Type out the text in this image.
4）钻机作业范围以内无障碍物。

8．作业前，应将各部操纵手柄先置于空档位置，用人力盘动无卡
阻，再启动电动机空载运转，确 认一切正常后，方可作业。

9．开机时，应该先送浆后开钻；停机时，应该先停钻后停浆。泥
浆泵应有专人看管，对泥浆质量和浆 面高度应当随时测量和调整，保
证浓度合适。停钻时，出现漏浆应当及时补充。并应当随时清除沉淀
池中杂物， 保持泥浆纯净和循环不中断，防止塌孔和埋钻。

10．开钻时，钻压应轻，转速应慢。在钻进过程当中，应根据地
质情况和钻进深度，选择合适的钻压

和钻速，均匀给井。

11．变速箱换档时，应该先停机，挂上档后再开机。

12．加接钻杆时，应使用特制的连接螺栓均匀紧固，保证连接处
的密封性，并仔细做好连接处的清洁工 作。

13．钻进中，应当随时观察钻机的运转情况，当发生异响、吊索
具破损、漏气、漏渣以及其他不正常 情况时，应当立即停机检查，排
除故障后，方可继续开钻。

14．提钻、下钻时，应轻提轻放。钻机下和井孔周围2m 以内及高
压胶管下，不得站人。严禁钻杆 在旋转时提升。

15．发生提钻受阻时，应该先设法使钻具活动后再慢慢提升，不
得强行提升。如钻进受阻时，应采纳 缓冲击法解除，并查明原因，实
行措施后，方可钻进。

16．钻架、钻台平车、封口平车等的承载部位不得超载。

* _Problem requirements_
Reproduce the material above exactly; please quote every line of it.

* _Task output_
Type out the text in this image.
4）钻机作业范围以内无障碍物。

8．作业前，应将各部操纵手柄先置于空档位置，用人力盘动无卡
阻，再启动电动机空载运转，确 认一切正常后，方可作业。

9．开机时，应该先送浆后开钻；停机时，应该先停钻后停浆。泥
浆泵应有专人看管，对泥浆质量和浆 面高度应当随时测量和调整，保
证浓度合适。停钻时，出现漏浆应当及时补充。并应当随时清除沉淀
池中杂物， 保持泥浆纯净和循环不中断，防止塌孔和埋钻。

10．开钻时，钻压应轻，转速应慢。在钻进过程当中，应根据地
质情况和钻进深度，选择合适的钻压

和钻速，均匀给井。

11．变速箱换档时，应该先停机，挂上档后再开机。

12．加接钻杆时，应使用特制的连接螺栓均匀紧固，保证连接处
的密封性，并仔细做好连接处的清洁工 作。

13．钻进中，应当随时观察钻机的运转情况，当发生异响、吊索
具破损、漏气、漏渣以及其他不正常 情况时，应当立即停机检查，排
除故障后，方可继续开钻。

14．提钻、下钻时，应轻提轻放。钻机下和井孔周围2m 以内及高
压胶管下，不得站人。严禁钻杆 在旋转时提升。

15．发生提钻受阻时，应该先设法使钻具活动后再慢慢提升，不
得强行提升。如钻进受阻时，应采纳 缓冲击法解除，并查明原因，实
行措施后，方可钻进。

16．钻架、钻台平车、封口平车等的承载部位不得超载。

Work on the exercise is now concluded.